STATED PROBLEM: Pick out every line that holds the string "Записокъ" and copy it.

[Stored items]
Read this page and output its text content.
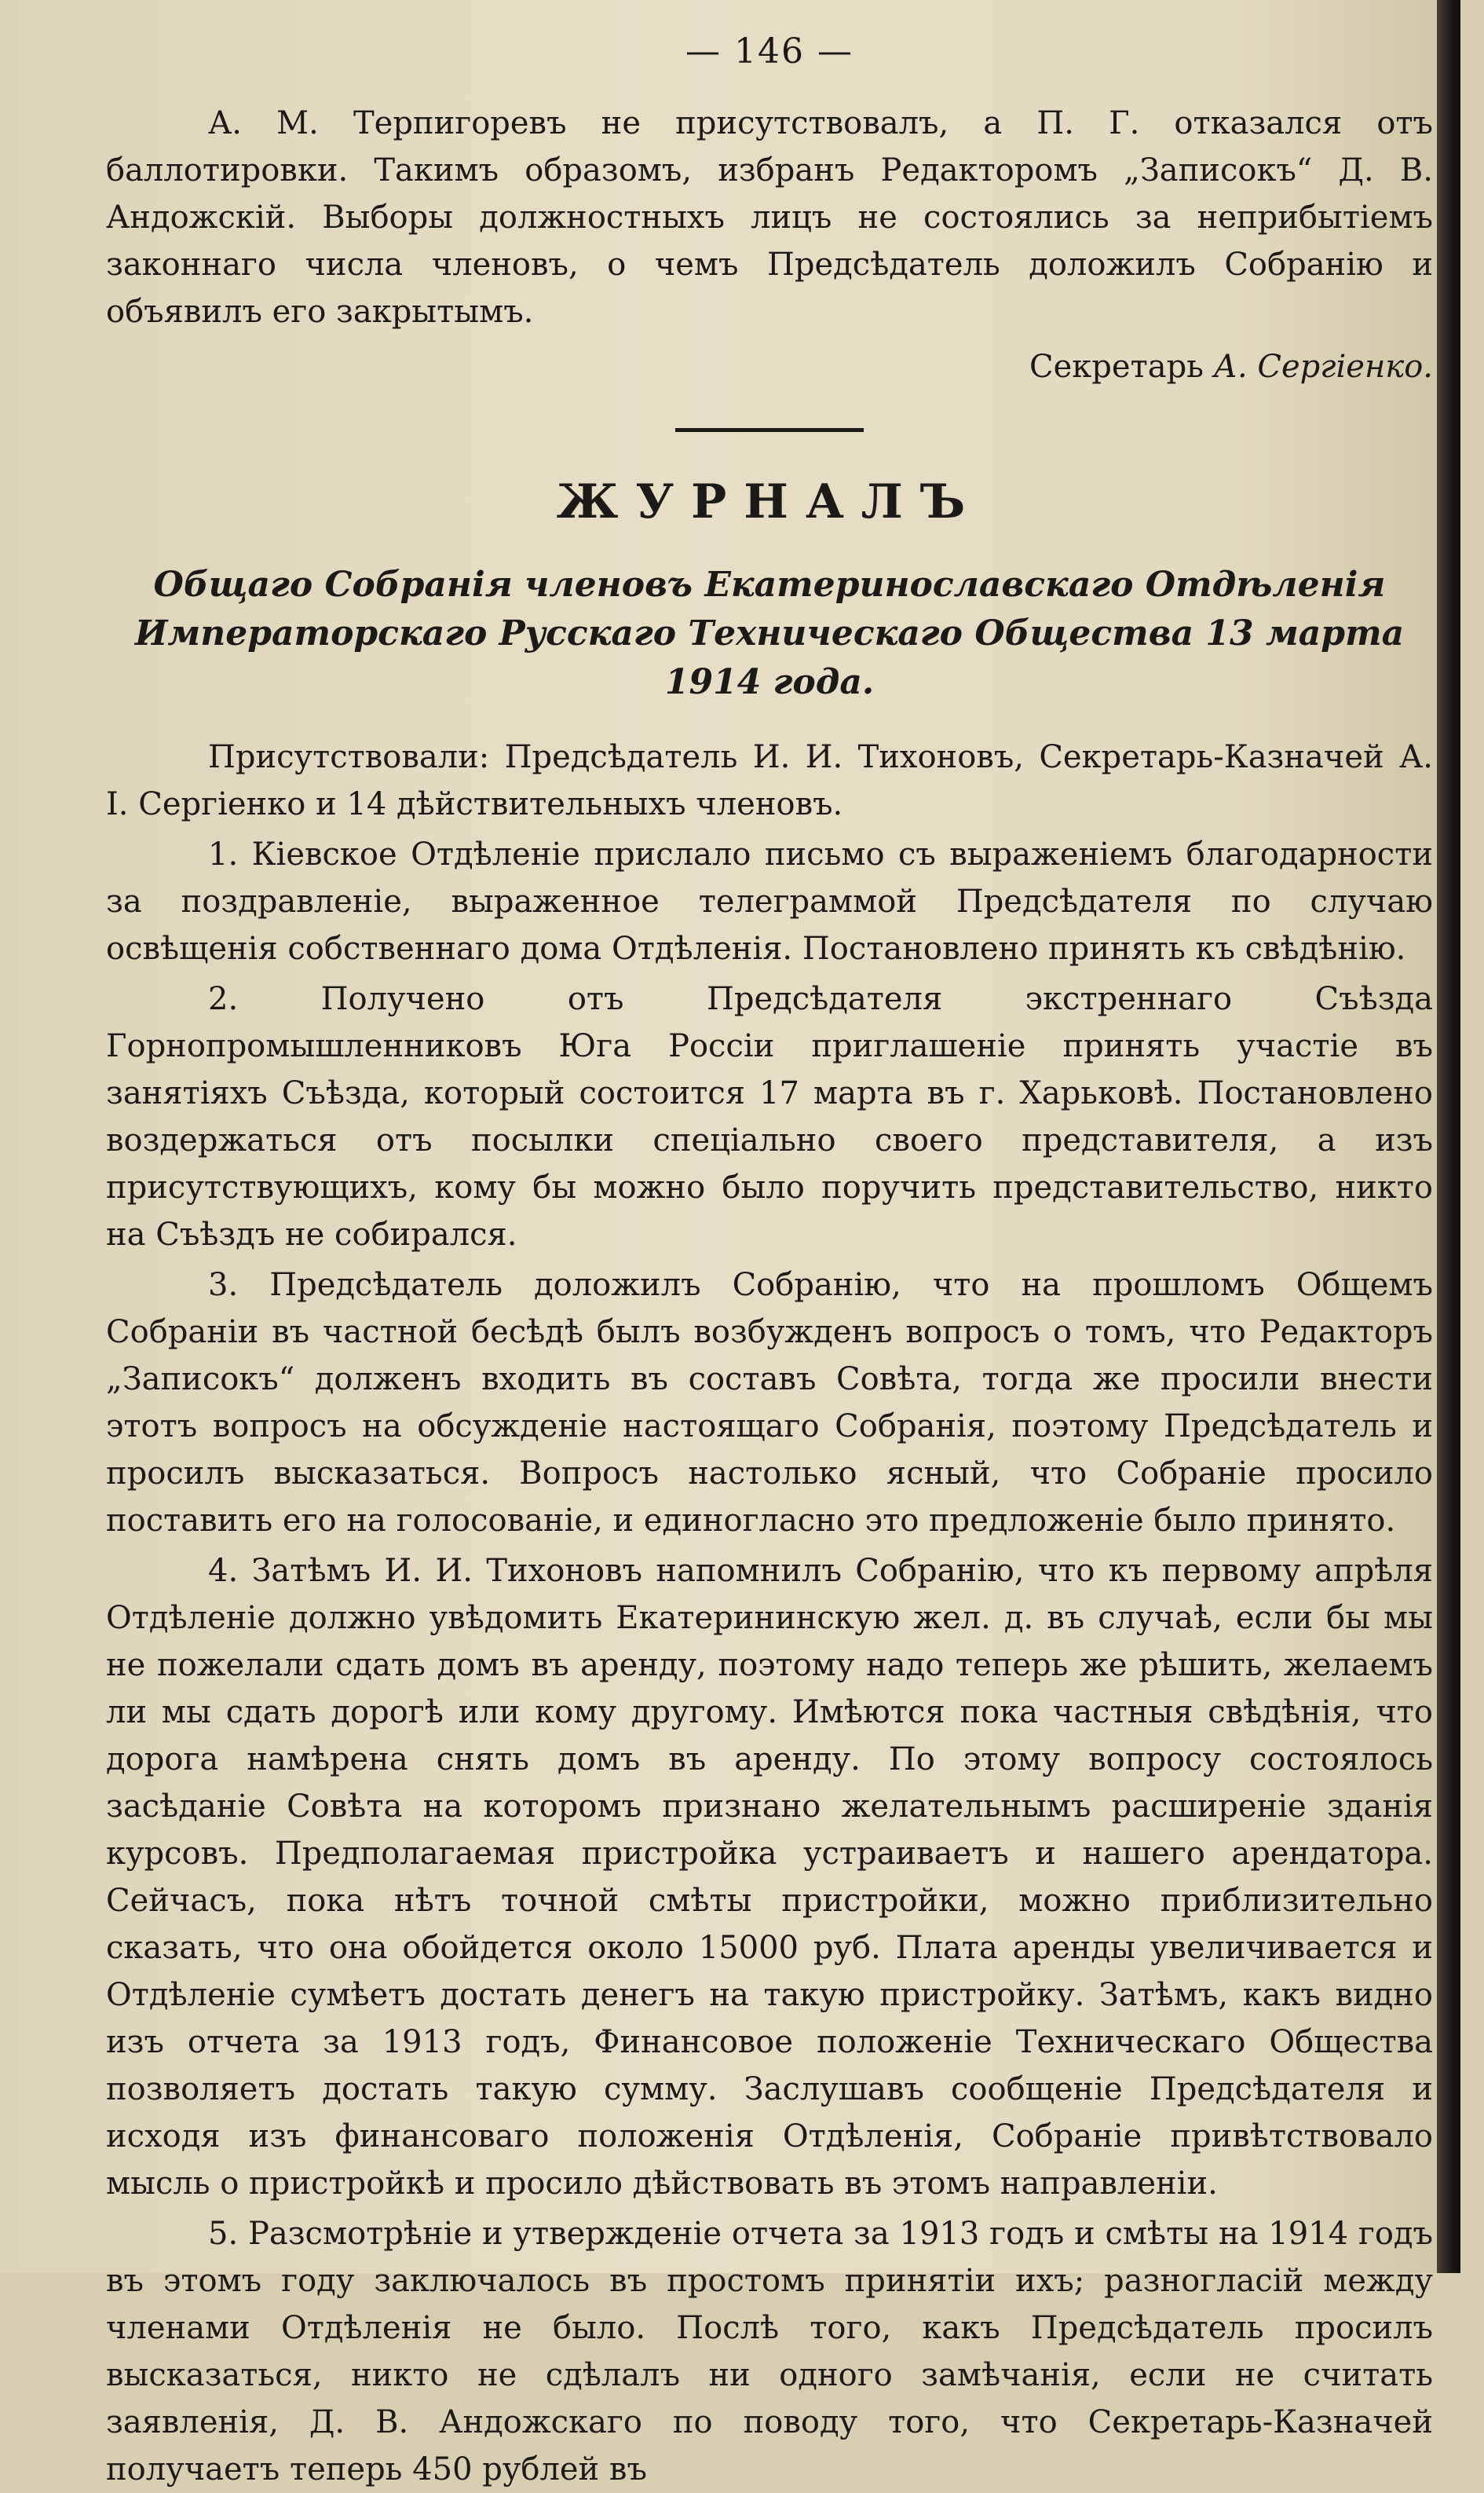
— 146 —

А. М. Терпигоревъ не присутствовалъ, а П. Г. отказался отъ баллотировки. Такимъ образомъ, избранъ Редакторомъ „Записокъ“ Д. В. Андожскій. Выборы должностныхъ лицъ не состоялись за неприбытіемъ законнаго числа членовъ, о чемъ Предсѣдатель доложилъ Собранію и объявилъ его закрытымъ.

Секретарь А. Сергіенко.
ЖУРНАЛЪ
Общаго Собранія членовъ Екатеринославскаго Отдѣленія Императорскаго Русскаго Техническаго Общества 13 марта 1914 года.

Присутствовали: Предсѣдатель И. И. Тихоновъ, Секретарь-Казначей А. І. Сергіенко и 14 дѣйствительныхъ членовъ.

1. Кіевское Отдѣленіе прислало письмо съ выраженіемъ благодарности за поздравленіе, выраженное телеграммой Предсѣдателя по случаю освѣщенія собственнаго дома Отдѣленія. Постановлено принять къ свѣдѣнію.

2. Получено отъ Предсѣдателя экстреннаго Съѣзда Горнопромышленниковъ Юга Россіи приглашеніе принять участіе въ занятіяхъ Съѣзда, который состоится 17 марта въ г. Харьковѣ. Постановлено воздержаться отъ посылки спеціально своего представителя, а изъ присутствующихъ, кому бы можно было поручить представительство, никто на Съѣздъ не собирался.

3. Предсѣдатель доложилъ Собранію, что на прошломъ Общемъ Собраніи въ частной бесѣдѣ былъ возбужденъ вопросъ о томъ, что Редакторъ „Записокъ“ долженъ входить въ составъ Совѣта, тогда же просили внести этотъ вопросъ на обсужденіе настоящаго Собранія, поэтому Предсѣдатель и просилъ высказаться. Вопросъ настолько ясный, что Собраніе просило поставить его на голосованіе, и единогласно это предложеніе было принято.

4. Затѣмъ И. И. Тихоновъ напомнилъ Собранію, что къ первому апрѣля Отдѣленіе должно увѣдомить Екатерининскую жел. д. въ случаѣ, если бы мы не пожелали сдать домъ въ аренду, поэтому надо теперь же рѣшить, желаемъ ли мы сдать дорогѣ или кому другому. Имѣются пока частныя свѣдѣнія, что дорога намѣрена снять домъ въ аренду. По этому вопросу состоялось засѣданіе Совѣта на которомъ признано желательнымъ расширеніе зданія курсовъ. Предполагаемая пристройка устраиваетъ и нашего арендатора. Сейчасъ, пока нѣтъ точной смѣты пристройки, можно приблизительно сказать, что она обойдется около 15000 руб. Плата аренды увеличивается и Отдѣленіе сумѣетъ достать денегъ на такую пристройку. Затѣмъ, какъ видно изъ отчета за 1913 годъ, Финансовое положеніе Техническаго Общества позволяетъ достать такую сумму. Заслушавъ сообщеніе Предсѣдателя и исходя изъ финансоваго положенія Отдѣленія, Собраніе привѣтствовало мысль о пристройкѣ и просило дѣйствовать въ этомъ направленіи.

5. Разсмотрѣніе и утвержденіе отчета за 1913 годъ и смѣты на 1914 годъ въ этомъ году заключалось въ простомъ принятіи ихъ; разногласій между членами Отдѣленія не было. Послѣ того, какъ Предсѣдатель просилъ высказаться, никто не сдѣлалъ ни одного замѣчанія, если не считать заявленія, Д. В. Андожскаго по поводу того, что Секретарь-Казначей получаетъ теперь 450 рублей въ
--
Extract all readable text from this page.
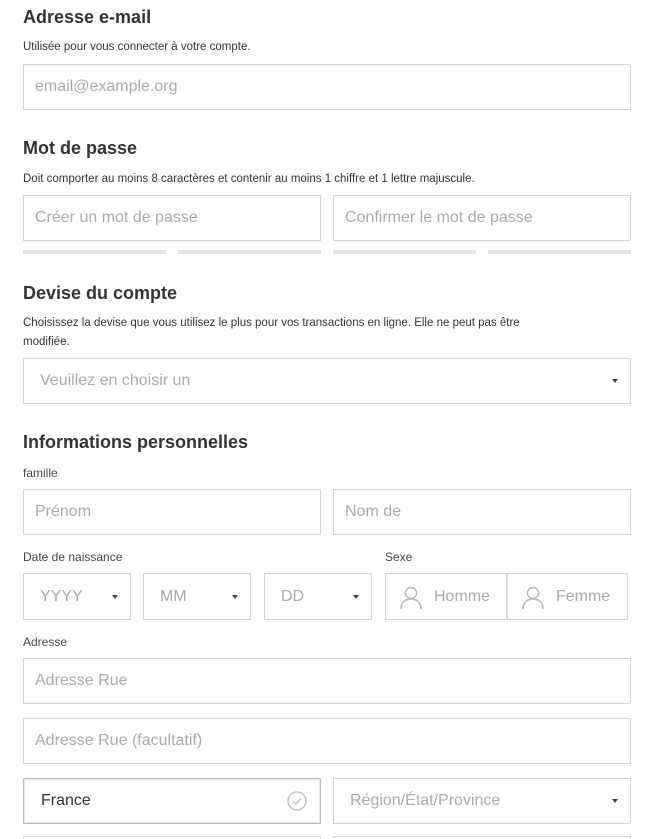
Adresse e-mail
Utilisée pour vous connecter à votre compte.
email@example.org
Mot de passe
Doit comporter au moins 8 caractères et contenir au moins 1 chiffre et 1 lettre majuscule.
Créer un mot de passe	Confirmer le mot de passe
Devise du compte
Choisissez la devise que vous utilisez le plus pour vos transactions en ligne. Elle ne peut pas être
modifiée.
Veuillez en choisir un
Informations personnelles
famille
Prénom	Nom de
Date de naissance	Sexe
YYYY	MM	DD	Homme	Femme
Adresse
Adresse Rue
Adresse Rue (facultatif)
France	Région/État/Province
---
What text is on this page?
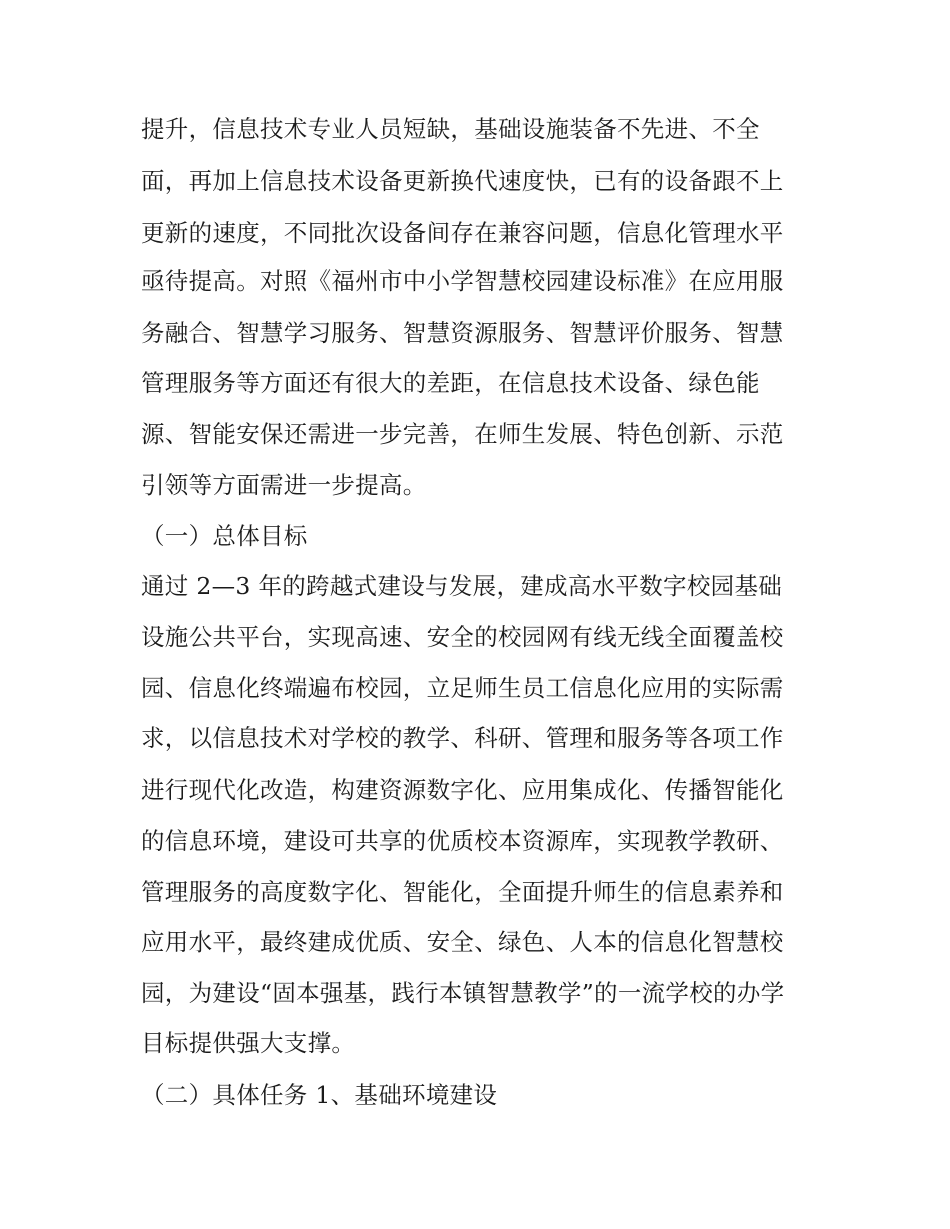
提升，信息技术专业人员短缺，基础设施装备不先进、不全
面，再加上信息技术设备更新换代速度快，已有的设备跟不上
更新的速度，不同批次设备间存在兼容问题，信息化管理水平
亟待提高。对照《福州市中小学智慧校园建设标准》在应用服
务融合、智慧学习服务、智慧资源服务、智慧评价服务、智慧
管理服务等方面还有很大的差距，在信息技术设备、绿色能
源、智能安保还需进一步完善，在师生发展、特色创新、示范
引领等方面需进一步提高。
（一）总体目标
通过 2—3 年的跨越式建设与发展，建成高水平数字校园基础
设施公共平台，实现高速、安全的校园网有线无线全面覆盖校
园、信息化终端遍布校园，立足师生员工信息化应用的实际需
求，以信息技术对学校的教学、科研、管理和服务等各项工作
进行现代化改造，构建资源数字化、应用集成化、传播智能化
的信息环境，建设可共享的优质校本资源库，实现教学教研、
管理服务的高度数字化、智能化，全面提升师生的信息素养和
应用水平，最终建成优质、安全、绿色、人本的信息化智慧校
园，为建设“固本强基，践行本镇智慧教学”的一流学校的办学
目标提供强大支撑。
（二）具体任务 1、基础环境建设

EXERCISE RESPONSE:
А. М. Терпигоревъ не присутствовалъ, а П. Г. отказался отъ баллотировки. Такимъ образомъ, избранъ Редакторомъ „Записокъ“ Д. В. Андожскій. Выборы должностныхъ лицъ не состоялись за неприбытіемъ законнаго числа членовъ, о чемъ Предсѣдатель доложилъ Собранію и объявилъ его закрытымъ.
3. Предсѣдатель доложилъ Собранію, что на прошломъ Общемъ Собраніи въ частной бесѣдѣ былъ возбужденъ вопросъ о томъ, что Редакторъ „Записокъ“ долженъ входить въ составъ Совѣта, тогда же просили внести этотъ вопросъ на обсужденіе настоящаго Собранія, поэтому Предсѣдатель и просилъ высказаться. Вопросъ настолько ясный, что Собраніе просило поставить его на голосованіе, и единогласно это предложеніе было принято.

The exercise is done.